§ **Work to do**:
Work out how many lines hold "heading". Give the number and nothing else.
----- Data to use
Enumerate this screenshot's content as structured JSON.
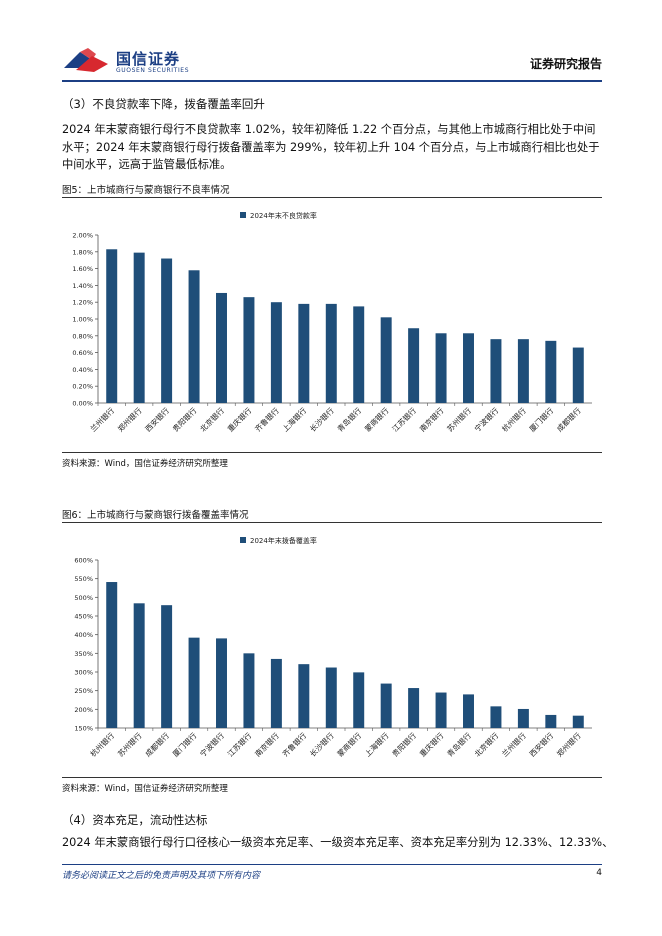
{
  "header": {
    "brand_cn": "国信证券",
    "brand_en": "GUOSEN SECURITIES",
    "report_type": "证券研究报告"
  },
  "section3": {
    "heading": "（3）不良贷款率下降，拨备覆盖率回升",
    "lines": [
      "2024 年末蒙商银行母行不良贷款率 1.02%，较年初降低 1.22 个百分点，与其他上市城商行相比处于中间",
      "水平；2024 年末蒙商银行母行拨备覆盖率为 299%，较年初上升 104 个百分点，与上市城商行相比也处于",
      "中间水平，远高于监管最低标准。"
    ]
  },
  "figure5": {
    "title": "图5：上市城商行与蒙商银行不良率情况",
    "source": "资料来源：Wind，国信证券经济研究所整理"
  },
  "figure6": {
    "title": "图6：上市城商行与蒙商银行拨备覆盖率情况",
    "source": "资料来源：Wind，国信证券经济研究所整理"
  },
  "section4": {
    "heading": "（4）资本充足，流动性达标",
    "lines": [
      "2024 年末蒙商银行母行口径核心一级资本充足率、一级资本充足率、资本充足率分别为 12.33%、12.33%、"
    ]
  },
  "footer": {
    "disclaimer": "请务必阅读正文之后的免责声明及其项下所有内容",
    "page": "4"
  },
  "colors": {
    "bar": "#1f4e79",
    "brand": "#1c3f84",
    "logo_red": "#d7282f"
  },
  "chart_data": [
    {
      "type": "bar",
      "legend": "2024年末不良贷款率",
      "legend_position": "top",
      "categories": [
        "兰州银行",
        "郑州银行",
        "西安银行",
        "贵阳银行",
        "北京银行",
        "重庆银行",
        "齐鲁银行",
        "上海银行",
        "长沙银行",
        "青岛银行",
        "蒙商银行",
        "江苏银行",
        "南京银行",
        "苏州银行",
        "宁波银行",
        "杭州银行",
        "厦门银行",
        "成都银行"
      ],
      "values": [
        1.83,
        1.79,
        1.72,
        1.58,
        1.31,
        1.26,
        1.2,
        1.18,
        1.18,
        1.15,
        1.02,
        0.89,
        0.83,
        0.83,
        0.76,
        0.76,
        0.74,
        0.66
      ],
      "ylim": [
        0,
        2.0
      ],
      "yticks": [
        "0.00%",
        "0.20%",
        "0.40%",
        "0.60%",
        "0.80%",
        "1.00%",
        "1.20%",
        "1.40%",
        "1.60%",
        "1.80%",
        "2.00%"
      ],
      "grid": false
    },
    {
      "type": "bar",
      "legend": "2024年末拨备覆盖率",
      "legend_position": "top",
      "categories": [
        "杭州银行",
        "苏州银行",
        "成都银行",
        "厦门银行",
        "宁波银行",
        "江苏银行",
        "南京银行",
        "齐鲁银行",
        "长沙银行",
        "蒙商银行",
        "上海银行",
        "贵阳银行",
        "重庆银行",
        "青岛银行",
        "北京银行",
        "兰州银行",
        "西安银行",
        "郑州银行"
      ],
      "values": [
        541,
        484,
        479,
        392,
        390,
        350,
        335,
        321,
        312,
        299,
        269,
        257,
        245,
        240,
        208,
        201,
        185,
        183
      ],
      "ylim": [
        150,
        600
      ],
      "yticks": [
        "150%",
        "200%",
        "250%",
        "300%",
        "350%",
        "400%",
        "450%",
        "500%",
        "550%",
        "600%"
      ],
      "grid": false
    }
  ]
}
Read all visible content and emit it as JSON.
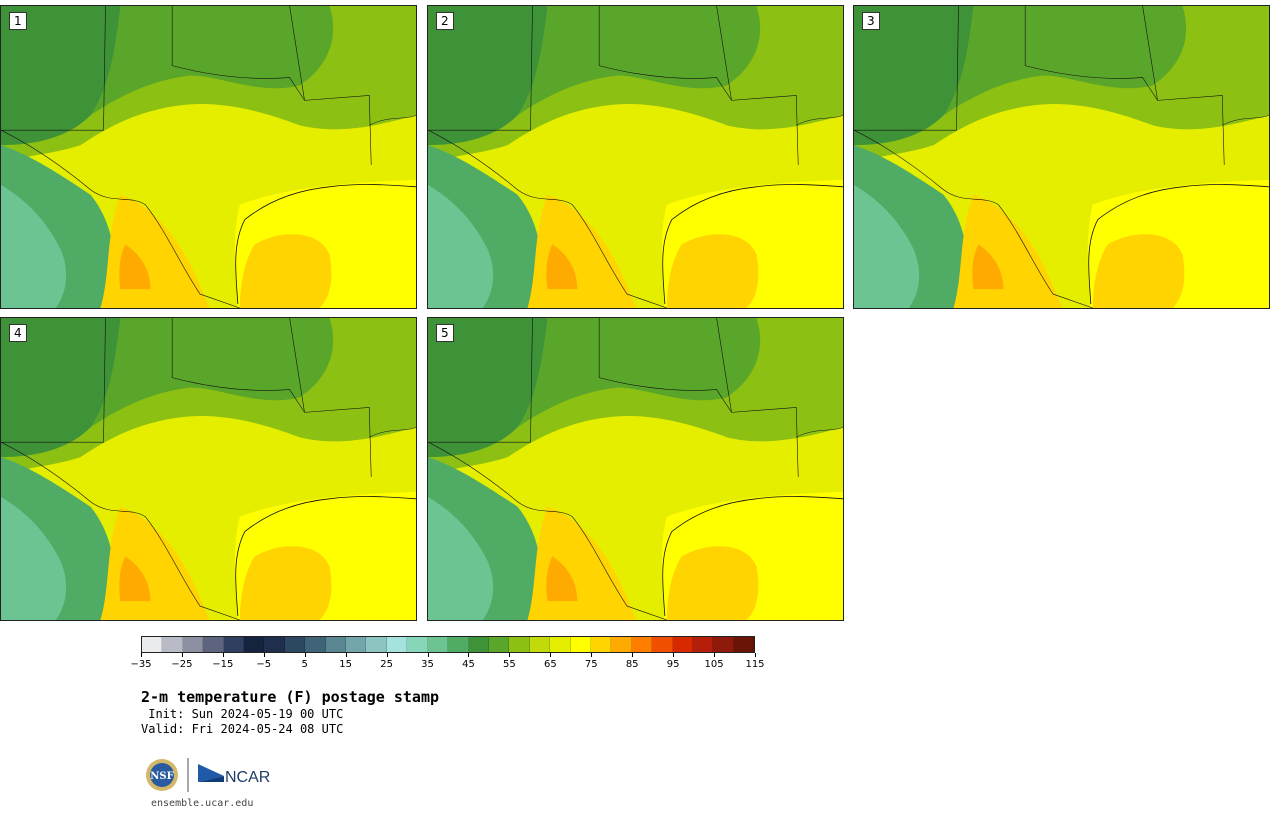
{
  "panels": [
    {
      "label": "1"
    },
    {
      "label": "2"
    },
    {
      "label": "3"
    },
    {
      "label": "4"
    },
    {
      "label": "5"
    }
  ],
  "colorbar": {
    "colors": [
      "#eaecee",
      "#b8bac6",
      "#8c90a2",
      "#5c6480",
      "#303e60",
      "#15233e",
      "#1e2e4c",
      "#2c4860",
      "#3f6478",
      "#5a8692",
      "#72a6aa",
      "#8cc4c2",
      "#a5e4de",
      "#88d6b8",
      "#6cc492",
      "#50ac64",
      "#3e9238",
      "#5aa62a",
      "#8cc012",
      "#c0da0a",
      "#e6ee00",
      "#ffff00",
      "#ffd400",
      "#ffaa00",
      "#ff7e00",
      "#f05000",
      "#d82800",
      "#b41e0a",
      "#8e1a0c",
      "#6a1408"
    ],
    "tick_labels": [
      "−35",
      "−25",
      "−15",
      "−5",
      "5",
      "15",
      "25",
      "35",
      "45",
      "55",
      "65",
      "75",
      "85",
      "95",
      "105",
      "115"
    ]
  },
  "title": "2-m temperature (F) postage stamp",
  "init": " Init: Sun 2024-05-19 00 UTC",
  "valid": "Valid: Fri 2024-05-24 08 UTC",
  "logos": {
    "nsf": "NSF",
    "ncar": "NCAR"
  },
  "url": "ensemble.ucar.edu"
}
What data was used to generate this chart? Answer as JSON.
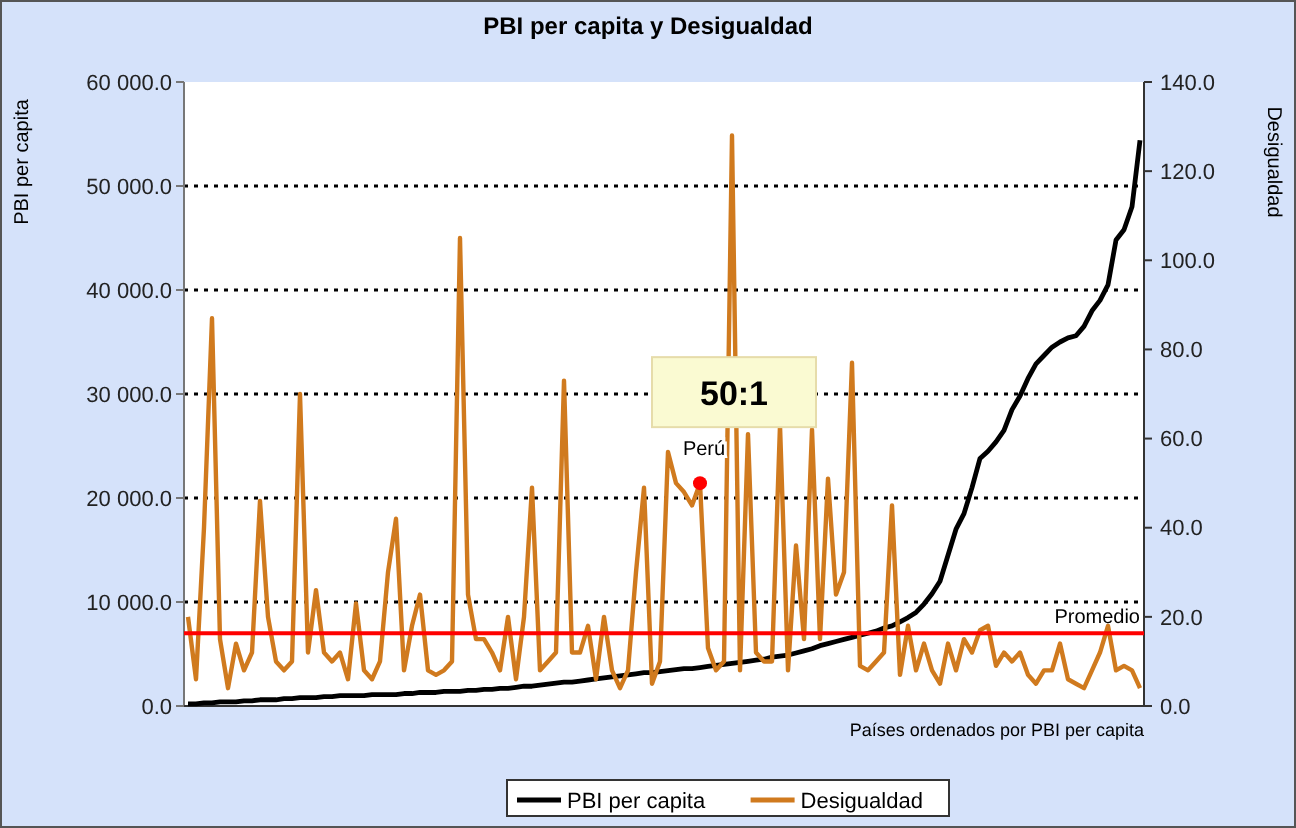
{
  "chart_data": {
    "type": "line",
    "title": "PBI per capita y Desigualdad",
    "xlabel": "Países ordenados por PBI per capita",
    "ylabel": "PBI per capita",
    "y2label": "Desigualdad",
    "categories": [
      null,
      null,
      null,
      null,
      null,
      null,
      null,
      null,
      null,
      null,
      null,
      null,
      null,
      null,
      null,
      null,
      null,
      null,
      null,
      null,
      null,
      null,
      null,
      null,
      null,
      null,
      null,
      null,
      null,
      null,
      null,
      null,
      null,
      null,
      null,
      null,
      null,
      null,
      null,
      null,
      null,
      null,
      null,
      null,
      null,
      null,
      null,
      null,
      null,
      null,
      null,
      null,
      null,
      null,
      null,
      null,
      null,
      null,
      null,
      null,
      null,
      null,
      null,
      null,
      null,
      null,
      null,
      null,
      null,
      null,
      null,
      null,
      null,
      null,
      null,
      null,
      null,
      null,
      null,
      null,
      null,
      null,
      null,
      null,
      null,
      null,
      null,
      null,
      null,
      null,
      null,
      null,
      null,
      null,
      null,
      null,
      null,
      null,
      null,
      null,
      null,
      null,
      null,
      null,
      null,
      null,
      null,
      null,
      null,
      null,
      null,
      null,
      null,
      null,
      null,
      null,
      null,
      null,
      null,
      null
    ],
    "series": [
      {
        "name": "PBI per capita",
        "color": "#000000",
        "values": [
          200,
          200,
          300,
          300,
          400,
          400,
          400,
          500,
          500,
          600,
          600,
          600,
          700,
          700,
          800,
          800,
          800,
          900,
          900,
          1000,
          1000,
          1000,
          1000,
          1100,
          1100,
          1100,
          1100,
          1200,
          1200,
          1300,
          1300,
          1300,
          1400,
          1400,
          1400,
          1500,
          1500,
          1600,
          1600,
          1700,
          1700,
          1800,
          1900,
          1900,
          2000,
          2100,
          2200,
          2300,
          2300,
          2400,
          2500,
          2600,
          2700,
          2800,
          2900,
          3000,
          3100,
          3200,
          3200,
          3300,
          3400,
          3500,
          3600,
          3600,
          3700,
          3800,
          3900,
          4000,
          4100,
          4200,
          4300,
          4400,
          4500,
          4700,
          4800,
          4900,
          5100,
          5300,
          5500,
          5800,
          6000,
          6200,
          6400,
          6600,
          6800,
          7000,
          7200,
          7500,
          7700,
          8100,
          8500,
          9000,
          9800,
          10800,
          12000,
          14500,
          17000,
          18500,
          21000,
          23800,
          24500,
          25400,
          26500,
          28500,
          29800,
          31500,
          32900,
          33700,
          34500,
          35000,
          35400,
          35600,
          36500,
          38000,
          39000,
          40500,
          44800,
          45800,
          48000,
          54400
        ]
      },
      {
        "name": "Desigualdad",
        "color": "#d07a1e",
        "axis": "y2",
        "values": [
          20,
          6,
          40,
          87,
          15,
          4,
          14,
          8,
          12,
          46,
          20,
          10,
          8,
          10,
          70,
          12,
          26,
          12,
          10,
          12,
          6,
          23,
          8,
          6,
          10,
          30,
          42,
          8,
          18,
          25,
          8,
          7,
          8,
          10,
          105,
          25,
          15,
          15,
          12,
          8,
          20,
          6,
          20,
          49,
          8,
          10,
          12,
          73,
          12,
          12,
          18,
          6,
          20,
          8,
          4,
          8,
          30,
          49,
          5,
          10,
          57,
          50,
          48,
          45,
          50,
          13,
          8,
          10,
          128,
          8,
          61,
          12,
          10,
          10,
          63,
          8,
          36,
          15,
          62,
          15,
          51,
          25,
          30,
          77,
          9,
          8,
          10,
          12,
          45,
          7,
          18,
          8,
          14,
          8,
          5,
          14,
          8,
          15,
          12,
          17,
          18,
          9,
          12,
          10,
          12,
          7,
          5,
          8,
          8,
          14,
          6,
          5,
          4,
          8,
          12,
          18,
          8,
          9,
          8,
          4
        ]
      },
      {
        "name": "Perú",
        "type": "scatter",
        "color": "#ff0000",
        "axis": "y2",
        "marker": "circle",
        "values": [
          null,
          null,
          null,
          null,
          null,
          null,
          null,
          null,
          null,
          null,
          null,
          null,
          null,
          null,
          null,
          null,
          null,
          null,
          null,
          null,
          null,
          null,
          null,
          null,
          null,
          null,
          null,
          null,
          null,
          null,
          null,
          null,
          null,
          null,
          null,
          null,
          null,
          null,
          null,
          null,
          null,
          null,
          null,
          null,
          null,
          null,
          null,
          null,
          null,
          null,
          null,
          null,
          null,
          null,
          null,
          null,
          null,
          null,
          null,
          null,
          null,
          null,
          null,
          null,
          50,
          null,
          null,
          null,
          null,
          null,
          null,
          null,
          null,
          null,
          null,
          null,
          null,
          null,
          null,
          null,
          null,
          null,
          null,
          null,
          null,
          null,
          null,
          null,
          null,
          null,
          null,
          null,
          null,
          null,
          null,
          null,
          null,
          null,
          null,
          null,
          null,
          null,
          null,
          null,
          null,
          null,
          null,
          null,
          null,
          null,
          null,
          null,
          null,
          null,
          null,
          null,
          null,
          null,
          null,
          null
        ]
      }
    ],
    "ylim": [
      0,
      60000
    ],
    "yticks": [
      {
        "value": 0,
        "label": "0.0"
      },
      {
        "value": 10000,
        "label": "10 000.0"
      },
      {
        "value": 20000,
        "label": "20 000.0"
      },
      {
        "value": 30000,
        "label": "30 000.0"
      },
      {
        "value": 40000,
        "label": "40 000.0"
      },
      {
        "value": 50000,
        "label": "50 000.0"
      },
      {
        "value": 60000,
        "label": "60 000.0"
      }
    ],
    "y2lim": [
      0,
      140
    ],
    "y2ticks": [
      {
        "value": 0,
        "label": "0.0"
      },
      {
        "value": 20,
        "label": "20.0"
      },
      {
        "value": 40,
        "label": "40.0"
      },
      {
        "value": 60,
        "label": "60.0"
      },
      {
        "value": 80,
        "label": "80.0"
      },
      {
        "value": 100,
        "label": "100.0"
      },
      {
        "value": 120,
        "label": "120.0"
      },
      {
        "value": 140,
        "label": "140.0"
      }
    ],
    "ref_lines": [
      {
        "axis": "y",
        "value": 7000,
        "label": "Promedio",
        "color": "#ff0000"
      }
    ],
    "annotations": [
      "50:1"
    ],
    "grid": "y",
    "legend": "bottom"
  }
}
----------
§ **Solution to the problem**:
2